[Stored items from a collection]
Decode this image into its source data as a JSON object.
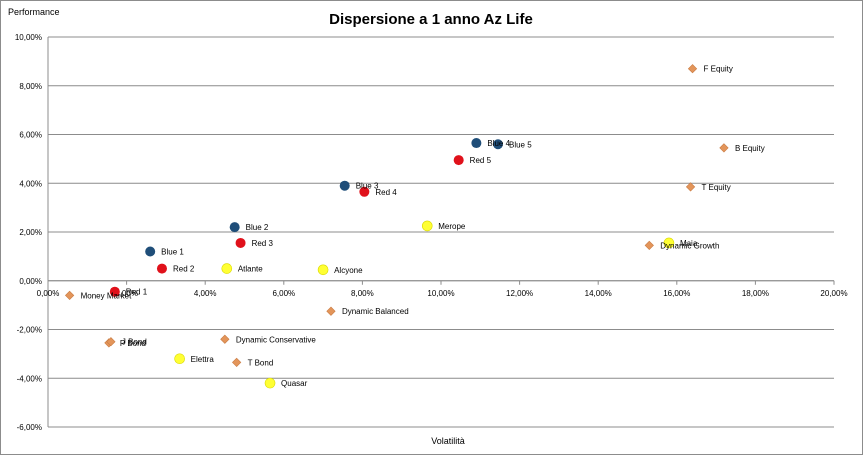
{
  "chart_data": {
    "type": "scatter",
    "title": "Dispersione a 1 anno Az Life",
    "xlabel": "Volatilità",
    "ylabel": "Performance",
    "xlim": [
      0,
      20
    ],
    "ylim": [
      -6,
      10
    ],
    "x_ticks": [
      0,
      2,
      4,
      6,
      8,
      10,
      12,
      14,
      16,
      18,
      20
    ],
    "y_ticks": [
      -6,
      -4,
      -2,
      0,
      2,
      4,
      6,
      8,
      10
    ],
    "x_tick_labels": [
      "0,00%",
      "2,00%",
      "4,00%",
      "6,00%",
      "8,00%",
      "10,00%",
      "12,00%",
      "14,00%",
      "16,00%",
      "18,00%",
      "20,00%"
    ],
    "y_tick_labels": [
      "-6,00%",
      "-4,00%",
      "-2,00%",
      "0,00%",
      "2,00%",
      "4,00%",
      "6,00%",
      "8,00%",
      "10,00%"
    ],
    "grid": true,
    "legend": "none",
    "series": [
      {
        "name": "Blue",
        "color": "#1F4E79",
        "marker": "circle",
        "points": [
          {
            "label": "Blue 1",
            "x": 2.6,
            "y": 1.2
          },
          {
            "label": "Blue 2",
            "x": 4.75,
            "y": 2.2
          },
          {
            "label": "Blue 3",
            "x": 7.55,
            "y": 3.9
          },
          {
            "label": "Blue 4",
            "x": 10.9,
            "y": 5.65
          },
          {
            "label": "Blue 5",
            "x": 11.45,
            "y": 5.6
          }
        ]
      },
      {
        "name": "Red",
        "color": "#E0111B",
        "marker": "circle",
        "points": [
          {
            "label": "Red 1",
            "x": 1.7,
            "y": -0.45
          },
          {
            "label": "Red 2",
            "x": 2.9,
            "y": 0.5
          },
          {
            "label": "Red 3",
            "x": 4.9,
            "y": 1.55
          },
          {
            "label": "Red 4",
            "x": 8.05,
            "y": 3.65
          },
          {
            "label": "Red 5",
            "x": 10.45,
            "y": 4.95
          }
        ]
      },
      {
        "name": "Yellow",
        "color": "#FFFF33",
        "marker": "circle",
        "points": [
          {
            "label": "Atlante",
            "x": 4.55,
            "y": 0.5
          },
          {
            "label": "Alcyone",
            "x": 7.0,
            "y": 0.45
          },
          {
            "label": "Merope",
            "x": 9.65,
            "y": 2.25
          },
          {
            "label": "Maia",
            "x": 15.8,
            "y": 1.55
          },
          {
            "label": "Elettra",
            "x": 3.35,
            "y": -3.2
          },
          {
            "label": "Quasar",
            "x": 5.65,
            "y": -4.2
          }
        ]
      },
      {
        "name": "Orange",
        "color": "#E3955A",
        "marker": "diamond",
        "points": [
          {
            "label": "Money Market",
            "x": 0.55,
            "y": -0.6
          },
          {
            "label": "P Bond",
            "x": 1.55,
            "y": -2.55
          },
          {
            "label": "J Bond",
            "x": 1.6,
            "y": -2.5
          },
          {
            "label": "Dynamic Conservative",
            "x": 4.5,
            "y": -2.4
          },
          {
            "label": "T Bond",
            "x": 4.8,
            "y": -3.35
          },
          {
            "label": "Dynamic Balanced",
            "x": 7.2,
            "y": -1.25
          },
          {
            "label": "Dynamic Growth",
            "x": 15.3,
            "y": 1.45
          },
          {
            "label": "F Equity",
            "x": 16.4,
            "y": 8.7
          },
          {
            "label": "B Equity",
            "x": 17.2,
            "y": 5.45
          },
          {
            "label": "T Equity",
            "x": 16.35,
            "y": 3.85
          }
        ]
      }
    ]
  }
}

▶ **Task directions**:
Make an exact copy of the data above, pictures excluded.

▶ **Output of the task**:
Decode this image into its source data as a JSON object.
{
  "chart_data": {
    "type": "scatter",
    "title": "Dispersione a 1 anno Az Life",
    "xlabel": "Volatilità",
    "ylabel": "Performance",
    "xlim": [
      0,
      20
    ],
    "ylim": [
      -6,
      10
    ],
    "x_ticks": [
      0,
      2,
      4,
      6,
      8,
      10,
      12,
      14,
      16,
      18,
      20
    ],
    "y_ticks": [
      -6,
      -4,
      -2,
      0,
      2,
      4,
      6,
      8,
      10
    ],
    "x_tick_labels": [
      "0,00%",
      "2,00%",
      "4,00%",
      "6,00%",
      "8,00%",
      "10,00%",
      "12,00%",
      "14,00%",
      "16,00%",
      "18,00%",
      "20,00%"
    ],
    "y_tick_labels": [
      "-6,00%",
      "-4,00%",
      "-2,00%",
      "0,00%",
      "2,00%",
      "4,00%",
      "6,00%",
      "8,00%",
      "10,00%"
    ],
    "grid": true,
    "legend": "none",
    "series": [
      {
        "name": "Blue",
        "color": "#1F4E79",
        "marker": "circle",
        "points": [
          {
            "label": "Blue 1",
            "x": 2.6,
            "y": 1.2
          },
          {
            "label": "Blue 2",
            "x": 4.75,
            "y": 2.2
          },
          {
            "label": "Blue 3",
            "x": 7.55,
            "y": 3.9
          },
          {
            "label": "Blue 4",
            "x": 10.9,
            "y": 5.65
          },
          {
            "label": "Blue 5",
            "x": 11.45,
            "y": 5.6
          }
        ]
      },
      {
        "name": "Red",
        "color": "#E0111B",
        "marker": "circle",
        "points": [
          {
            "label": "Red 1",
            "x": 1.7,
            "y": -0.45
          },
          {
            "label": "Red 2",
            "x": 2.9,
            "y": 0.5
          },
          {
            "label": "Red 3",
            "x": 4.9,
            "y": 1.55
          },
          {
            "label": "Red 4",
            "x": 8.05,
            "y": 3.65
          },
          {
            "label": "Red 5",
            "x": 10.45,
            "y": 4.95
          }
        ]
      },
      {
        "name": "Yellow",
        "color": "#FFFF33",
        "marker": "circle",
        "points": [
          {
            "label": "Atlante",
            "x": 4.55,
            "y": 0.5
          },
          {
            "label": "Alcyone",
            "x": 7.0,
            "y": 0.45
          },
          {
            "label": "Merope",
            "x": 9.65,
            "y": 2.25
          },
          {
            "label": "Maia",
            "x": 15.8,
            "y": 1.55
          },
          {
            "label": "Elettra",
            "x": 3.35,
            "y": -3.2
          },
          {
            "label": "Quasar",
            "x": 5.65,
            "y": -4.2
          }
        ]
      },
      {
        "name": "Orange",
        "color": "#E3955A",
        "marker": "diamond",
        "points": [
          {
            "label": "Money Market",
            "x": 0.55,
            "y": -0.6
          },
          {
            "label": "P Bond",
            "x": 1.55,
            "y": -2.55
          },
          {
            "label": "J Bond",
            "x": 1.6,
            "y": -2.5
          },
          {
            "label": "Dynamic Conservative",
            "x": 4.5,
            "y": -2.4
          },
          {
            "label": "T Bond",
            "x": 4.8,
            "y": -3.35
          },
          {
            "label": "Dynamic Balanced",
            "x": 7.2,
            "y": -1.25
          },
          {
            "label": "Dynamic Growth",
            "x": 15.3,
            "y": 1.45
          },
          {
            "label": "F Equity",
            "x": 16.4,
            "y": 8.7
          },
          {
            "label": "B Equity",
            "x": 17.2,
            "y": 5.45
          },
          {
            "label": "T Equity",
            "x": 16.35,
            "y": 3.85
          }
        ]
      }
    ]
  }
}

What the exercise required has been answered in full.